*Exercise*
Give the listing below again in full, exactly as written.

↓↓↓

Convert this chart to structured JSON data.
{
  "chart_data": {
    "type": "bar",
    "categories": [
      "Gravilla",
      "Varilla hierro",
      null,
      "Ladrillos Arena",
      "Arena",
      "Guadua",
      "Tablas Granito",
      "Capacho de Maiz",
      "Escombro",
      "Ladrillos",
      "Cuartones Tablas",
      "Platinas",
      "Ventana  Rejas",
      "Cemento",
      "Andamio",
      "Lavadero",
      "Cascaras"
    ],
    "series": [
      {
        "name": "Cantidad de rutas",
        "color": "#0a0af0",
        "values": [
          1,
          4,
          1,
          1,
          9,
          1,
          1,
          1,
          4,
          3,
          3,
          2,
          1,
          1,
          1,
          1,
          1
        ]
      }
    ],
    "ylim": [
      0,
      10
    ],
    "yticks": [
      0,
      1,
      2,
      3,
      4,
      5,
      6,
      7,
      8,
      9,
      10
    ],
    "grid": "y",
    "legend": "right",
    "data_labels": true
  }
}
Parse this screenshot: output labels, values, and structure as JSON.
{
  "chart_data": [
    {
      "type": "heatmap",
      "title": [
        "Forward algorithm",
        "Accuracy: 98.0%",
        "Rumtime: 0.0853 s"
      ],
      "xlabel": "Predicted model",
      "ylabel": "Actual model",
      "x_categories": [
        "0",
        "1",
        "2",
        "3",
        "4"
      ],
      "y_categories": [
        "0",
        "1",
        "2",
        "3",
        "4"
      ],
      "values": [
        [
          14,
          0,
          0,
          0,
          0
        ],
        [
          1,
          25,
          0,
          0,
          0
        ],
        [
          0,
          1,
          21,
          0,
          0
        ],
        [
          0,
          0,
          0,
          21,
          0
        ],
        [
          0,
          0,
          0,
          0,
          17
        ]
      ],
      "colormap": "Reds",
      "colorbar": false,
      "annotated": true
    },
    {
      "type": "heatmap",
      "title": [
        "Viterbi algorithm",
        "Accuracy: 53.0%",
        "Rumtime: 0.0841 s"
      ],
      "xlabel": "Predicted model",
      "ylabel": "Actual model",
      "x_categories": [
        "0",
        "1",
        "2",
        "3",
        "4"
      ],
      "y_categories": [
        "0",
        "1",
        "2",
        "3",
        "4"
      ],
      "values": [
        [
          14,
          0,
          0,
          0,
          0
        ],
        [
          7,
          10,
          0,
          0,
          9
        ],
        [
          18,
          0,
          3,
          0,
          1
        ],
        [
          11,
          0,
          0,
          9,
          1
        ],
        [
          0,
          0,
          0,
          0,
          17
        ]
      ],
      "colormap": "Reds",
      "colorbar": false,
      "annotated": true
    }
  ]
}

↑↑↑

*Solution for this task*
Convert this chart to structured JSON data.
{
  "chart_data": {
    "type": "bar",
    "categories": [
      "Gravilla",
      "Varilla hierro",
      null,
      "Ladrillos Arena",
      "Arena",
      "Guadua",
      "Tablas Granito",
      "Capacho de Maiz",
      "Escombro",
      "Ladrillos",
      "Cuartones Tablas",
      "Platinas",
      "Ventana  Rejas",
      "Cemento",
      "Andamio",
      "Lavadero",
      "Cascaras"
    ],
    "series": [
      {
        "name": "Cantidad de rutas",
        "color": "#0a0af0",
        "values": [
          1,
          4,
          1,
          1,
          9,
          1,
          1,
          1,
          4,
          3,
          3,
          2,
          1,
          1,
          1,
          1,
          1
        ]
      }
    ],
    "ylim": [
      0,
      10
    ],
    "yticks": [
      0,
      1,
      2,
      3,
      4,
      5,
      6,
      7,
      8,
      9,
      10
    ],
    "grid": "y",
    "legend": "right",
    "data_labels": true
  }
}
Parse this screenshot: output labels, values, and structure as JSON.
{
  "chart_data": [
    {
      "type": "heatmap",
      "title": [
        "Forward algorithm",
        "Accuracy: 98.0%",
        "Rumtime: 0.0853 s"
      ],
      "xlabel": "Predicted model",
      "ylabel": "Actual model",
      "x_categories": [
        "0",
        "1",
        "2",
        "3",
        "4"
      ],
      "y_categories": [
        "0",
        "1",
        "2",
        "3",
        "4"
      ],
      "values": [
        [
          14,
          0,
          0,
          0,
          0
        ],
        [
          1,
          25,
          0,
          0,
          0
        ],
        [
          0,
          1,
          21,
          0,
          0
        ],
        [
          0,
          0,
          0,
          21,
          0
        ],
        [
          0,
          0,
          0,
          0,
          17
        ]
      ],
      "colormap": "Reds",
      "colorbar": false,
      "annotated": true
    },
    {
      "type": "heatmap",
      "title": [
        "Viterbi algorithm",
        "Accuracy: 53.0%",
        "Rumtime: 0.0841 s"
      ],
      "xlabel": "Predicted model",
      "ylabel": "Actual model",
      "x_categories": [
        "0",
        "1",
        "2",
        "3",
        "4"
      ],
      "y_categories": [
        "0",
        "1",
        "2",
        "3",
        "4"
      ],
      "values": [
        [
          14,
          0,
          0,
          0,
          0
        ],
        [
          7,
          10,
          0,
          0,
          9
        ],
        [
          18,
          0,
          3,
          0,
          1
        ],
        [
          11,
          0,
          0,
          9,
          1
        ],
        [
          0,
          0,
          0,
          0,
          17
        ]
      ],
      "colormap": "Reds",
      "colorbar": false,
      "annotated": true
    }
  ]
}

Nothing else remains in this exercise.